• PROBLEM TO SOLVE:
Your answer should be one number: the count of lines in these entries that hold the word "traffic".

• EXERCISE INPUT:
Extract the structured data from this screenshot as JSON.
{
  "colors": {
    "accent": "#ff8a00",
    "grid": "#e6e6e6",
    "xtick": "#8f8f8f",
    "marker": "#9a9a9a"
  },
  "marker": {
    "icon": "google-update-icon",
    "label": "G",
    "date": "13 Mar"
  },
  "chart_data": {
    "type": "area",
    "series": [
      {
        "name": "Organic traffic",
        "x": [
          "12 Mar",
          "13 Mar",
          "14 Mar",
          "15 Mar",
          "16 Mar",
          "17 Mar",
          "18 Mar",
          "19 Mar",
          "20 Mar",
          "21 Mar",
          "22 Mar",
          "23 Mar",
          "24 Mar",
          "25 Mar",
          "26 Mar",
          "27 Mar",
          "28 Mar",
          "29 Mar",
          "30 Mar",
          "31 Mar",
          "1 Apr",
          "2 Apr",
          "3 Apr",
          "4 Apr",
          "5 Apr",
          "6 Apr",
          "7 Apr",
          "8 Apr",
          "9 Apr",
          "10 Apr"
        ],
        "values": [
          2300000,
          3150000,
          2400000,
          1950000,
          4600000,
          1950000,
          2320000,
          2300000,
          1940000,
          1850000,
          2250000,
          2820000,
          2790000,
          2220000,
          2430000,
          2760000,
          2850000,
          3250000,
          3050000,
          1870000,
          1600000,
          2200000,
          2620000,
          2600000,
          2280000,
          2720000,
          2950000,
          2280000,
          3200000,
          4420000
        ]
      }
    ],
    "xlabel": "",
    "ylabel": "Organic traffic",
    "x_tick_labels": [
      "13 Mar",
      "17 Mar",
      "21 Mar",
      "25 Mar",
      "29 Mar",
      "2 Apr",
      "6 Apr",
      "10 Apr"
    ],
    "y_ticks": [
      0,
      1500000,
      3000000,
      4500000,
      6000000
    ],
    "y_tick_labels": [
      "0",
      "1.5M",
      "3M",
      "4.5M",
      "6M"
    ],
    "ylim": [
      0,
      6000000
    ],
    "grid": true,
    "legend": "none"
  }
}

• WRITTEN SOLUTION:
2